_Required work_
Write out each line exactly as given. Leave the pictures out of your copy.

Data entries for graphics

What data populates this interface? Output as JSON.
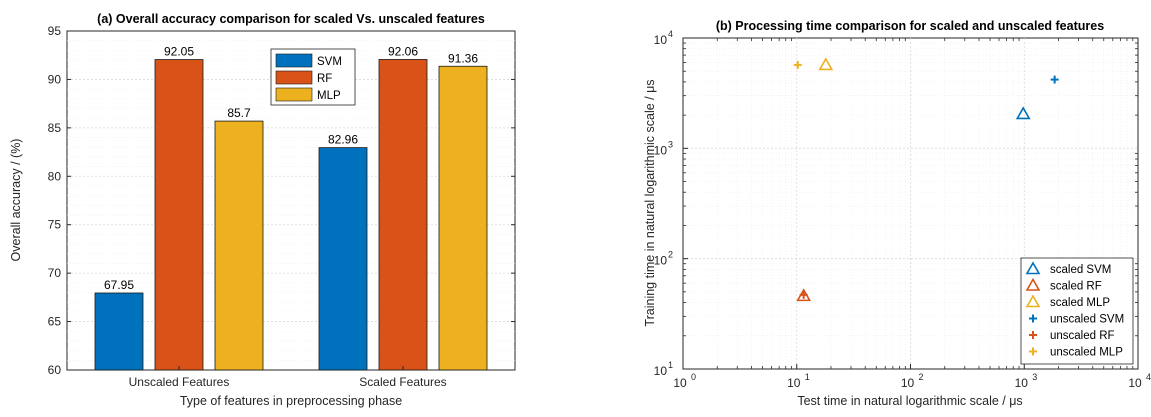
{
  "chart_data": [
    {
      "type": "bar",
      "title": "(a) Overall accuracy comparison for scaled Vs. unscaled features",
      "xlabel": "Type of features in preprocessing phase",
      "ylabel": "Overall accuracy / (%)",
      "categories": [
        "Unscaled Features",
        "Scaled Features"
      ],
      "series": [
        {
          "name": "SVM",
          "color": "#0072BD",
          "values": [
            67.95,
            82.96
          ],
          "labels": [
            "67.95",
            "82.96"
          ]
        },
        {
          "name": "RF",
          "color": "#D95319",
          "values": [
            92.05,
            92.06
          ],
          "labels": [
            "92.05",
            "92.06"
          ]
        },
        {
          "name": "MLP",
          "color": "#EDB120",
          "values": [
            85.7,
            91.36
          ],
          "labels": [
            "85.7",
            "91.36"
          ]
        }
      ],
      "ylim": [
        60,
        95
      ],
      "yticks": [
        60,
        65,
        70,
        75,
        80,
        85,
        90,
        95
      ],
      "ytick_labels": [
        "60",
        "65",
        "70",
        "75",
        "80",
        "85",
        "90",
        "95"
      ],
      "grid": true,
      "legend_position": "top-center"
    },
    {
      "type": "scatter",
      "title": "(b) Processing time comparison for scaled and unscaled features",
      "xlabel": "Test time in natural logarithmic scale / μs",
      "ylabel": "Training time in natural logarithmic scale / μs",
      "xscale": "log",
      "yscale": "log",
      "xlim": [
        1,
        10000
      ],
      "ylim": [
        10,
        10000
      ],
      "x_ticks": [
        {
          "value": 1,
          "base": "10",
          "exp": "0"
        },
        {
          "value": 10,
          "base": "10",
          "exp": "1"
        },
        {
          "value": 100,
          "base": "10",
          "exp": "2"
        },
        {
          "value": 1000,
          "base": "10",
          "exp": "3"
        },
        {
          "value": 10000,
          "base": "10",
          "exp": "4"
        }
      ],
      "y_ticks": [
        {
          "value": 10,
          "base": "10",
          "exp": "1"
        },
        {
          "value": 100,
          "base": "10",
          "exp": "2"
        },
        {
          "value": 1000,
          "base": "10",
          "exp": "3"
        },
        {
          "value": 10000,
          "base": "10",
          "exp": "4"
        }
      ],
      "series": [
        {
          "name": "scaled SVM",
          "marker": "triangle",
          "color": "#0072BD",
          "points": [
            {
              "x": 980,
              "y": 2050
            }
          ]
        },
        {
          "name": "scaled RF",
          "marker": "triangle",
          "color": "#D95319",
          "points": [
            {
              "x": 11.5,
              "y": 46
            }
          ]
        },
        {
          "name": "scaled MLP",
          "marker": "triangle",
          "color": "#EDB120",
          "points": [
            {
              "x": 18,
              "y": 5700
            }
          ]
        },
        {
          "name": "unscaled SVM",
          "marker": "plus",
          "color": "#0072BD",
          "points": [
            {
              "x": 1850,
              "y": 4200
            }
          ]
        },
        {
          "name": "unscaled RF",
          "marker": "plus",
          "color": "#D95319",
          "points": [
            {
              "x": 11.5,
              "y": 47
            }
          ]
        },
        {
          "name": "unscaled MLP",
          "marker": "plus",
          "color": "#EDB120",
          "points": [
            {
              "x": 10.2,
              "y": 5700
            }
          ]
        }
      ],
      "grid": true,
      "minor_grid": true,
      "legend_position": "bottom-right"
    }
  ]
}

_Complete output_
What data populates this interface? Output as JSON.
{
  "chart_data": [
    {
      "type": "bar",
      "title": "(a) Overall accuracy comparison for scaled Vs. unscaled features",
      "xlabel": "Type of features in preprocessing phase",
      "ylabel": "Overall accuracy / (%)",
      "categories": [
        "Unscaled Features",
        "Scaled Features"
      ],
      "series": [
        {
          "name": "SVM",
          "color": "#0072BD",
          "values": [
            67.95,
            82.96
          ],
          "labels": [
            "67.95",
            "82.96"
          ]
        },
        {
          "name": "RF",
          "color": "#D95319",
          "values": [
            92.05,
            92.06
          ],
          "labels": [
            "92.05",
            "92.06"
          ]
        },
        {
          "name": "MLP",
          "color": "#EDB120",
          "values": [
            85.7,
            91.36
          ],
          "labels": [
            "85.7",
            "91.36"
          ]
        }
      ],
      "ylim": [
        60,
        95
      ],
      "yticks": [
        60,
        65,
        70,
        75,
        80,
        85,
        90,
        95
      ],
      "ytick_labels": [
        "60",
        "65",
        "70",
        "75",
        "80",
        "85",
        "90",
        "95"
      ],
      "grid": true,
      "legend_position": "top-center"
    },
    {
      "type": "scatter",
      "title": "(b) Processing time comparison for scaled and unscaled features",
      "xlabel": "Test time in natural logarithmic scale / μs",
      "ylabel": "Training time in natural logarithmic scale / μs",
      "xscale": "log",
      "yscale": "log",
      "xlim": [
        1,
        10000
      ],
      "ylim": [
        10,
        10000
      ],
      "x_ticks": [
        {
          "value": 1,
          "base": "10",
          "exp": "0"
        },
        {
          "value": 10,
          "base": "10",
          "exp": "1"
        },
        {
          "value": 100,
          "base": "10",
          "exp": "2"
        },
        {
          "value": 1000,
          "base": "10",
          "exp": "3"
        },
        {
          "value": 10000,
          "base": "10",
          "exp": "4"
        }
      ],
      "y_ticks": [
        {
          "value": 10,
          "base": "10",
          "exp": "1"
        },
        {
          "value": 100,
          "base": "10",
          "exp": "2"
        },
        {
          "value": 1000,
          "base": "10",
          "exp": "3"
        },
        {
          "value": 10000,
          "base": "10",
          "exp": "4"
        }
      ],
      "series": [
        {
          "name": "scaled SVM",
          "marker": "triangle",
          "color": "#0072BD",
          "points": [
            {
              "x": 980,
              "y": 2050
            }
          ]
        },
        {
          "name": "scaled RF",
          "marker": "triangle",
          "color": "#D95319",
          "points": [
            {
              "x": 11.5,
              "y": 46
            }
          ]
        },
        {
          "name": "scaled MLP",
          "marker": "triangle",
          "color": "#EDB120",
          "points": [
            {
              "x": 18,
              "y": 5700
            }
          ]
        },
        {
          "name": "unscaled SVM",
          "marker": "plus",
          "color": "#0072BD",
          "points": [
            {
              "x": 1850,
              "y": 4200
            }
          ]
        },
        {
          "name": "unscaled RF",
          "marker": "plus",
          "color": "#D95319",
          "points": [
            {
              "x": 11.5,
              "y": 47
            }
          ]
        },
        {
          "name": "unscaled MLP",
          "marker": "plus",
          "color": "#EDB120",
          "points": [
            {
              "x": 10.2,
              "y": 5700
            }
          ]
        }
      ],
      "grid": true,
      "minor_grid": true,
      "legend_position": "bottom-right"
    }
  ]
}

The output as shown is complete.